### Selected text

=== Begin Enclosure ===

= Sex Crimes Unit (film) =

2011 television film

Sex Crimes Unit is a 2011 documentary film by filmmaker Lisa F. Jackson featuring the work of the unit of the New York County District Attorney's office dedicated to the prosecution of rape and sexual assault. The film premiered on HBO on June 20, 2011.

==Synopsis==
The film "examines the history of injustice toward rape survivors, trails the unit through its investigations, tracks the case of a prostitute who dared cry rape, and follows one survivor's 16-year journey to justice". Assistant D.A. Lisa Friel "serves as the audience's window" as the film follows members of the unit dealing with several rape cases, notably a 20-year-old case which became the first "John Doe" conviction in which archived DNA from a rape kit was matched to a perpetrator later arrested for another crime. Natasha Alexenko participated in the documentary.

==Critical reception==
Sex Crimes Unit has been widely praised by critics, with John Anderson of Variety calling it "the real thing" and continuing that "Sex Crimes Unit has drama, suspense, terrific personalities and a great deal of heart". Positive notices for Sex Crimes Unit appeared in The Washington Post, Time, The New York Times, the Daily News, Variety, Bitch, Ms., and others.

=== End Enclosure ===

Stored data entries
=== Begin Enclosure ===

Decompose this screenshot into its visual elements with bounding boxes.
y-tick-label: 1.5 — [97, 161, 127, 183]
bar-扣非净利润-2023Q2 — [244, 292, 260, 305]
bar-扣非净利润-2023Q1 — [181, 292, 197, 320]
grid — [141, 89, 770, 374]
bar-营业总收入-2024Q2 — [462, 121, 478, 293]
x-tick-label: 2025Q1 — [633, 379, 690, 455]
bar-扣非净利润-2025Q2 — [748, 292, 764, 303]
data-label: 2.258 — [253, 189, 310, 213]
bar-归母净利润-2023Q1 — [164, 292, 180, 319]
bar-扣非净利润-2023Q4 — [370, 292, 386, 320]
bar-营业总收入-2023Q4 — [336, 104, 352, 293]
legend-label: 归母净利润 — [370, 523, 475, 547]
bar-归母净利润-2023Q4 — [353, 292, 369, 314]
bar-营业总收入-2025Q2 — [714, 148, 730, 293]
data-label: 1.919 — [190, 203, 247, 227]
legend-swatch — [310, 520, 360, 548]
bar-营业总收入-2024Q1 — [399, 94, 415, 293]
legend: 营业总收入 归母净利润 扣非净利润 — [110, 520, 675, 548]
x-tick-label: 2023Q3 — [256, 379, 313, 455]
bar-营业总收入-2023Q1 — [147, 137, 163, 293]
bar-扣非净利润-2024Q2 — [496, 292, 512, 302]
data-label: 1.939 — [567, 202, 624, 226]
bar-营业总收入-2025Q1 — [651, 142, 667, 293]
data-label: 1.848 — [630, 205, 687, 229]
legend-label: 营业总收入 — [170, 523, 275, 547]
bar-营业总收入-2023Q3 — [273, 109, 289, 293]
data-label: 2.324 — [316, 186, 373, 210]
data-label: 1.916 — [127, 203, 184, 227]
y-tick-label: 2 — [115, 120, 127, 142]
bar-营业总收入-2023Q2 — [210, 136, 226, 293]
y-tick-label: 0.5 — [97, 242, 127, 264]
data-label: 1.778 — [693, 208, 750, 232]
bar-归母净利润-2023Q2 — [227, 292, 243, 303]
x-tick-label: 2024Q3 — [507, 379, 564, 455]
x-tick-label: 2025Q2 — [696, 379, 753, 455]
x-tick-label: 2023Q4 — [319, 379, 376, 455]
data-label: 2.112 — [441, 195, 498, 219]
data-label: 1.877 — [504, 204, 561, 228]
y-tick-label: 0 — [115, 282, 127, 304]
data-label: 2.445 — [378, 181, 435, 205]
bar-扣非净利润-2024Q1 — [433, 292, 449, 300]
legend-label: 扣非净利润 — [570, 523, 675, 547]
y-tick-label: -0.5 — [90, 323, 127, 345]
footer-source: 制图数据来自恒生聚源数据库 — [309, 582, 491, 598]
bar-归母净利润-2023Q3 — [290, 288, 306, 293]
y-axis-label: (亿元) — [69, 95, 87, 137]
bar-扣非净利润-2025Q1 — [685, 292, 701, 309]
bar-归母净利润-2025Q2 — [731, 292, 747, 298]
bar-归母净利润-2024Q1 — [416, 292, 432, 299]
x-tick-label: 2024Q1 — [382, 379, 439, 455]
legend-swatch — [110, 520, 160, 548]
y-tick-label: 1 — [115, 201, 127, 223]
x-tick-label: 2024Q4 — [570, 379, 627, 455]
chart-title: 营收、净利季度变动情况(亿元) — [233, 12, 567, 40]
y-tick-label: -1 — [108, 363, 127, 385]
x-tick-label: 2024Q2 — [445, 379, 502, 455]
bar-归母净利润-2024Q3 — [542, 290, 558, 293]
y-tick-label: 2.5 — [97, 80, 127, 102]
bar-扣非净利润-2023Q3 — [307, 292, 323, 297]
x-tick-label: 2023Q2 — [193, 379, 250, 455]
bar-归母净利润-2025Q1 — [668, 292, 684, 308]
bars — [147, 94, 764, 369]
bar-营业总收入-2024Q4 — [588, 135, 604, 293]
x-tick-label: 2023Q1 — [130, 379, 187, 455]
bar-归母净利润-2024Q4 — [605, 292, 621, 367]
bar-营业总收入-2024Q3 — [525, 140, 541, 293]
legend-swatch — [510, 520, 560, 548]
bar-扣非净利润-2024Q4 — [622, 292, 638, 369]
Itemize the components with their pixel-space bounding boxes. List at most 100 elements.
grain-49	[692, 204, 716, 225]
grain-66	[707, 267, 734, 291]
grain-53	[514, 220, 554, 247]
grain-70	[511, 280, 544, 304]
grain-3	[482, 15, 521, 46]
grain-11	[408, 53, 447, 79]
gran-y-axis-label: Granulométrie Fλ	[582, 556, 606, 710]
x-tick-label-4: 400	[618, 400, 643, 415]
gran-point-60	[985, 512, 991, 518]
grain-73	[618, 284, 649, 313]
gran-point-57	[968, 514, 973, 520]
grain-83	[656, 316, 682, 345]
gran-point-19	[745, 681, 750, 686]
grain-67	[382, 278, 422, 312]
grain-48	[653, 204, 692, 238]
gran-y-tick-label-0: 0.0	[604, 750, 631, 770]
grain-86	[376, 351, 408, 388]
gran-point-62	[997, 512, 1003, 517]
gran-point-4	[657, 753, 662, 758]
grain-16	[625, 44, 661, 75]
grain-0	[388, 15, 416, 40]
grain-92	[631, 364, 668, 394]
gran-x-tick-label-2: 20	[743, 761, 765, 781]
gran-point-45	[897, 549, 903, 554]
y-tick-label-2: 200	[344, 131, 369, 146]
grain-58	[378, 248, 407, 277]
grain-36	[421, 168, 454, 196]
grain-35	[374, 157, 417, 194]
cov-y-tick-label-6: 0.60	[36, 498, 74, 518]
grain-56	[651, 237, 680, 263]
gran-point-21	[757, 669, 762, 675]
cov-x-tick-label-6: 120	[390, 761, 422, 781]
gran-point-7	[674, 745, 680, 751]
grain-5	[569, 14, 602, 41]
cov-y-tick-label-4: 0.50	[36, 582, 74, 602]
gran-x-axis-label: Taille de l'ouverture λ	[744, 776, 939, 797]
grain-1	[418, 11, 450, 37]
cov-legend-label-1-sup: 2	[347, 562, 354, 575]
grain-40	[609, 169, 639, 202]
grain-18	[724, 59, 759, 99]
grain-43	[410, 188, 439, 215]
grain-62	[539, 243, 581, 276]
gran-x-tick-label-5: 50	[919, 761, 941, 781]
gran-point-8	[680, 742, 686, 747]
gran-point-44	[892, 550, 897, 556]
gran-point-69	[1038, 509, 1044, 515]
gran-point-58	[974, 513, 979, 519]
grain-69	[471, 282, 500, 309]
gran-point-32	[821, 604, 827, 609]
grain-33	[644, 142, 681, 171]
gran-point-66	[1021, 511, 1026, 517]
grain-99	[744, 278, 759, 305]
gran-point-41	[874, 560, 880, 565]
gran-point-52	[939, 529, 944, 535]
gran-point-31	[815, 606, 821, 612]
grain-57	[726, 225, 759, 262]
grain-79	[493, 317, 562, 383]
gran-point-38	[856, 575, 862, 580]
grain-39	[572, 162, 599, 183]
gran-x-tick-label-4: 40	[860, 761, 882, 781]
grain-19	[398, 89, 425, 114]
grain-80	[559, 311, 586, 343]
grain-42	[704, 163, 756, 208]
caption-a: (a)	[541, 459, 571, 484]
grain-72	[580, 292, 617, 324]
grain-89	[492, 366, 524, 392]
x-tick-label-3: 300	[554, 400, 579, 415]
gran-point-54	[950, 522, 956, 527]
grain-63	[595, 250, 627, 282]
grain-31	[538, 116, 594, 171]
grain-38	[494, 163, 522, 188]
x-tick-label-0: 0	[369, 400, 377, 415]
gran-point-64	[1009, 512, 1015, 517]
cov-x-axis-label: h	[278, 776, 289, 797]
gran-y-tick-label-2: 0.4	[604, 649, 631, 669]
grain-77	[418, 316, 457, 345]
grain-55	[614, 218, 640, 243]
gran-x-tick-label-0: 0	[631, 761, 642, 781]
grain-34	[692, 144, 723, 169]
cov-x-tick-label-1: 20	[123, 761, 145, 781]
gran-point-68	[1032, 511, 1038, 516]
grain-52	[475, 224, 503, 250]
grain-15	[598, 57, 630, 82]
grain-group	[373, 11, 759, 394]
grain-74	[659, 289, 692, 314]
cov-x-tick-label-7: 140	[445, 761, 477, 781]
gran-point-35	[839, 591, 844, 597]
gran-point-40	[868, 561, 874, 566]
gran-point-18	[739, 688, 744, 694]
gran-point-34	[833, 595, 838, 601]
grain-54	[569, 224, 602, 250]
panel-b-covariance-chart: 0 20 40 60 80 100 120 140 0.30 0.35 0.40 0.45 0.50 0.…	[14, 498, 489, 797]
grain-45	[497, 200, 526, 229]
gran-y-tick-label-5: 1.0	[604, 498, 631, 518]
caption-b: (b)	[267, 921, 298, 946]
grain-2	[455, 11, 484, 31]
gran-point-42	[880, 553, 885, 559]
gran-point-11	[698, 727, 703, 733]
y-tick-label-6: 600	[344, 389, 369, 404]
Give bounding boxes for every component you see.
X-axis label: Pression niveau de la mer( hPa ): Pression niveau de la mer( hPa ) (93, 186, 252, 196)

=== End Enclosure ===

### Aim of the task
Decide whether each statement below agrees with the Sex Crimes Unit article, answering yes or no and quoting the article's deciding words verbatim.
1. The film premiered on HBO in June 2011.
2. Lisa Friel is the filmmaker who made the documentary.
3. John Anderson reviewed the film for Variety.
The listing is not needed for this work.

### Result of this exercise
1. Yes: "The film premiered on HBO on June 20, 2011."
2. No: "a 2011 documentary film by filmmaker Lisa F. Jackson"
3. Yes: "John Anderson of Variety calling it "the real thing""